##### DATA FOR THE TASK #####

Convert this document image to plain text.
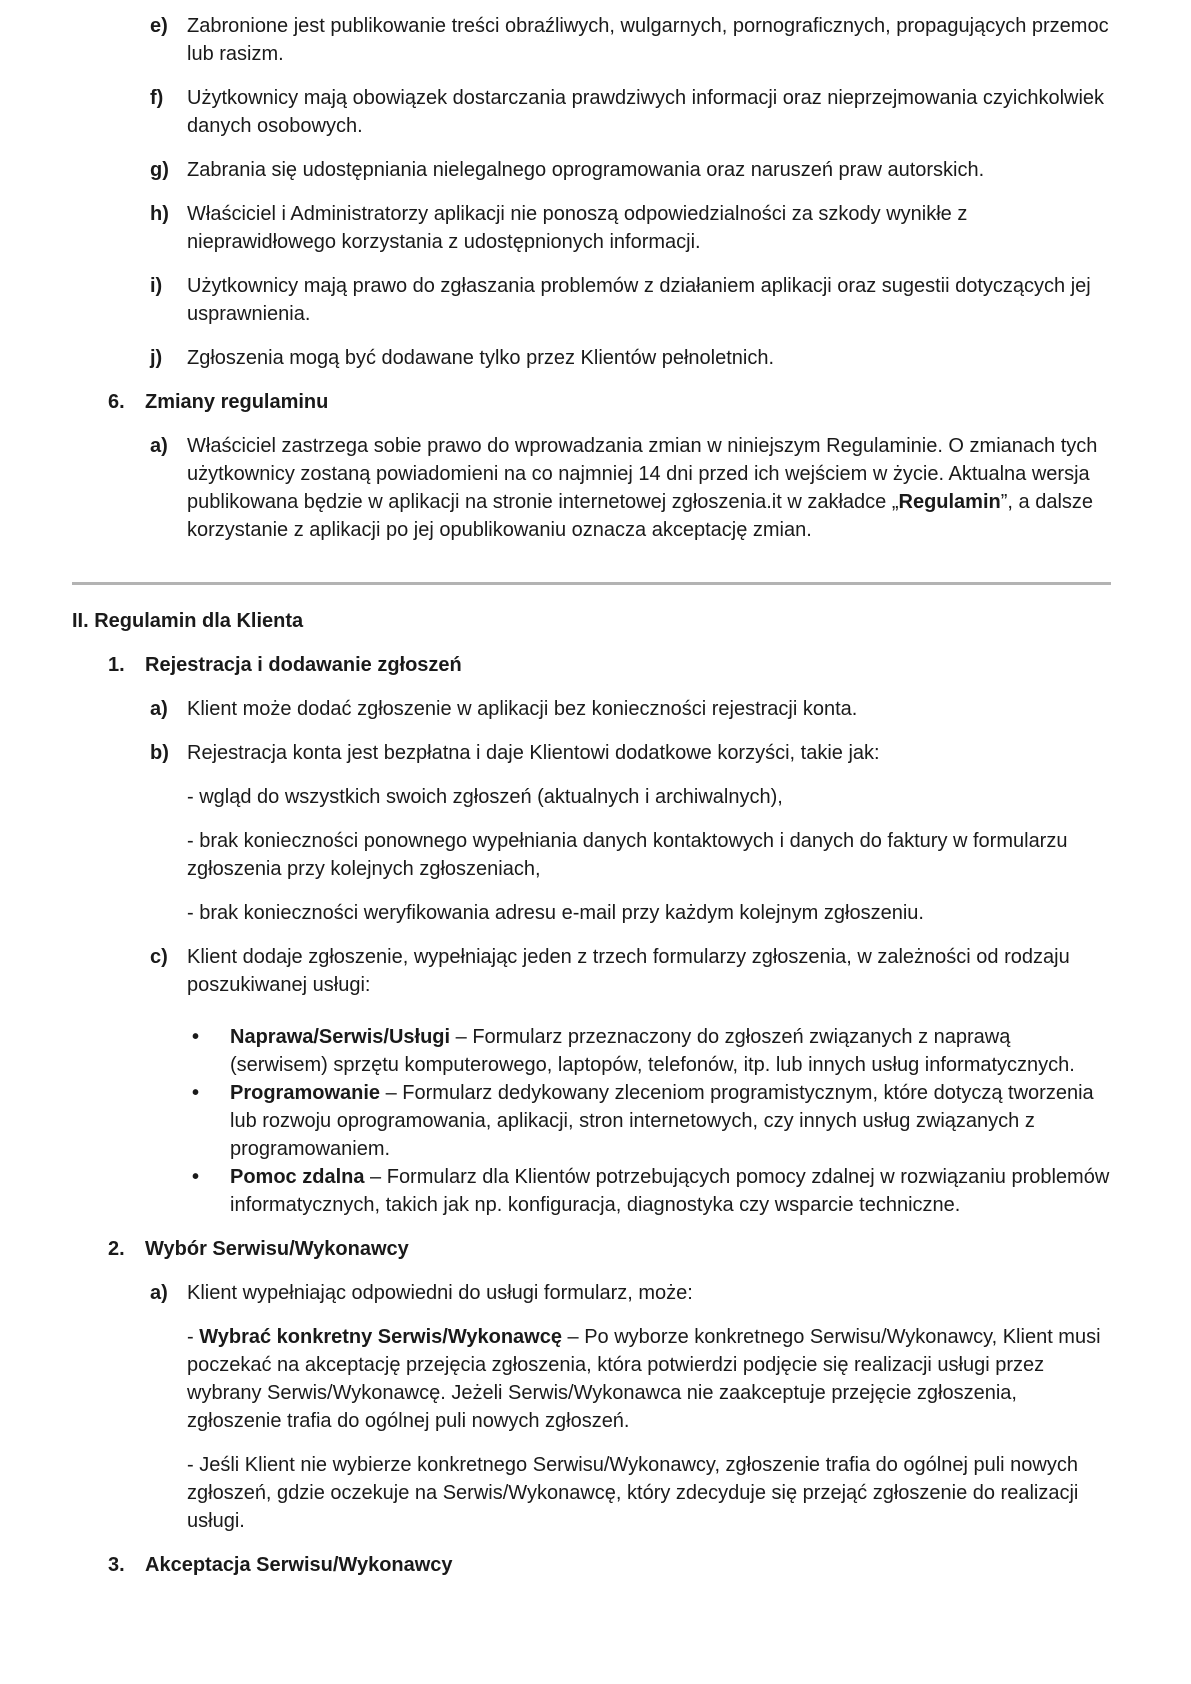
e) Zabronione jest publikowanie treści obraźliwych, wulgarnych, pornograficznych, propagujących przemoc lub rasizm.
f) Użytkownicy mają obowiązek dostarczania prawdziwych informacji oraz nieprzejmowania czyichkolwiek danych osobowych.
g) Zabrania się udostępniania nielegalnego oprogramowania oraz naruszeń praw autorskich.
h) Właściciel i Administratorzy aplikacji nie ponoszą odpowiedzialności za szkody wynikłe z nieprawidłowego korzystania z udostępnionych informacji.
i) Użytkownicy mają prawo do zgłaszania problemów z działaniem aplikacji oraz sugestii dotyczących jej usprawnienia.
j) Zgłoszenia mogą być dodawane tylko przez Klientów pełnoletnich.
6. Zmiany regulaminu
a) Właściciel zastrzega sobie prawo do wprowadzania zmian w niniejszym Regulaminie. O zmianach tych użytkownicy zostaną powiadomieni na co najmniej 14 dni przed ich wejściem w życie. Aktualna wersja publikowana będzie w aplikacji na stronie internetowej zgłoszenia.it w zakładce „Regulamin”, a dalsze korzystanie z aplikacji po jej opublikowaniu oznacza akceptację zmian.
II. Regulamin dla Klienta
1. Rejestracja i dodawanie zgłoszeń
a) Klient może dodać zgłoszenie w aplikacji bez konieczności rejestracji konta.
b) Rejestracja konta jest bezpłatna i daje Klientowi dodatkowe korzyści, takie jak:
- wgląd do wszystkich swoich zgłoszeń (aktualnych i archiwalnych),
- brak konieczności ponownego wypełniania danych kontaktowych i danych do faktury w formularzu zgłoszenia przy kolejnych zgłoszeniach,
- brak konieczności weryfikowania adresu e-mail przy każdym kolejnym zgłoszeniu.
c) Klient dodaje zgłoszenie, wypełniając jeden z trzech formularzy zgłoszenia, w zależności od rodzaju poszukiwanej usługi:
• Naprawa/Serwis/Usługi – Formularz przeznaczony do zgłoszeń związanych z naprawą (serwisem) sprzętu komputerowego, laptopów, telefonów, itp. lub innych usług informatycznych.
• Programowanie – Formularz dedykowany zleceniom programistycznym, które dotyczą tworzenia lub rozwoju oprogramowania, aplikacji, stron internetowych, czy innych usług związanych z programowaniem.
• Pomoc zdalna – Formularz dla Klientów potrzebujących pomocy zdalnej w rozwiązaniu problemów informatycznych, takich jak np. konfiguracja, diagnostyka czy wsparcie techniczne.
2. Wybór Serwisu/Wykonawcy
a) Klient wypełniając odpowiedni do usługi formularz, może:
- Wybrać konkretny Serwis/Wykonawcę – Po wyborze konkretnego Serwisu/Wykonawcy, Klient musi poczekać na akceptację przejęcia zgłoszenia, która potwierdzi podjęcie się realizacji usługi przez wybrany Serwis/Wykonawcę. Jeżeli Serwis/Wykonawca nie zaakceptuje przejęcie zgłoszenia, zgłoszenie trafia do ogólnej puli nowych zgłoszeń.
- Jeśli Klient nie wybierze konkretnego Serwisu/Wykonawcy, zgłoszenie trafia do ogólnej puli nowych zgłoszeń, gdzie oczekuje na Serwis/Wykonawcę, który zdecyduje się przejąć zgłoszenie do realizacji usługi.
3. Akceptacja Serwisu/Wykonawcy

#####

- [SHORT TASK]: Pictures appear in the records above. Output everything except them, exactly.

- [ANSWER FOR THE TASK]:
Convert this document image to plain text.
e) Zabronione jest publikowanie treści obraźliwych, wulgarnych, pornograficznych, propagujących przemoc lub rasizm.
f) Użytkownicy mają obowiązek dostarczania prawdziwych informacji oraz nieprzejmowania czyichkolwiek danych osobowych.
g) Zabrania się udostępniania nielegalnego oprogramowania oraz naruszeń praw autorskich.
h) Właściciel i Administratorzy aplikacji nie ponoszą odpowiedzialności za szkody wynikłe z nieprawidłowego korzystania z udostępnionych informacji.
i) Użytkownicy mają prawo do zgłaszania problemów z działaniem aplikacji oraz sugestii dotyczących jej usprawnienia.
j) Zgłoszenia mogą być dodawane tylko przez Klientów pełnoletnich.
6. Zmiany regulaminu
a) Właściciel zastrzega sobie prawo do wprowadzania zmian w niniejszym Regulaminie. O zmianach tych użytkownicy zostaną powiadomieni na co najmniej 14 dni przed ich wejściem w życie. Aktualna wersja publikowana będzie w aplikacji na stronie internetowej zgłoszenia.it w zakładce „Regulamin”, a dalsze korzystanie z aplikacji po jej opublikowaniu oznacza akceptację zmian.
II. Regulamin dla Klienta
1. Rejestracja i dodawanie zgłoszeń
a) Klient może dodać zgłoszenie w aplikacji bez konieczności rejestracji konta.
b) Rejestracja konta jest bezpłatna i daje Klientowi dodatkowe korzyści, takie jak:
- wgląd do wszystkich swoich zgłoszeń (aktualnych i archiwalnych),
- brak konieczności ponownego wypełniania danych kontaktowych i danych do faktury w formularzu zgłoszenia przy kolejnych zgłoszeniach,
- brak konieczności weryfikowania adresu e-mail przy każdym kolejnym zgłoszeniu.
c) Klient dodaje zgłoszenie, wypełniając jeden z trzech formularzy zgłoszenia, w zależności od rodzaju poszukiwanej usługi:
• Naprawa/Serwis/Usługi – Formularz przeznaczony do zgłoszeń związanych z naprawą (serwisem) sprzętu komputerowego, laptopów, telefonów, itp. lub innych usług informatycznych.
• Programowanie – Formularz dedykowany zleceniom programistycznym, które dotyczą tworzenia lub rozwoju oprogramowania, aplikacji, stron internetowych, czy innych usług związanych z programowaniem.
• Pomoc zdalna – Formularz dla Klientów potrzebujących pomocy zdalnej w rozwiązaniu problemów informatycznych, takich jak np. konfiguracja, diagnostyka czy wsparcie techniczne.
2. Wybór Serwisu/Wykonawcy
a) Klient wypełniając odpowiedni do usługi formularz, może:
- Wybrać konkretny Serwis/Wykonawcę – Po wyborze konkretnego Serwisu/Wykonawcy, Klient musi poczekać na akceptację przejęcia zgłoszenia, która potwierdzi podjęcie się realizacji usługi przez wybrany Serwis/Wykonawcę. Jeżeli Serwis/Wykonawca nie zaakceptuje przejęcie zgłoszenia, zgłoszenie trafia do ogólnej puli nowych zgłoszeń.
- Jeśli Klient nie wybierze konkretnego Serwisu/Wykonawcy, zgłoszenie trafia do ogólnej puli nowych zgłoszeń, gdzie oczekuje na Serwis/Wykonawcę, który zdecyduje się przejąć zgłoszenie do realizacji usługi.
3. Akceptacja Serwisu/Wykonawcy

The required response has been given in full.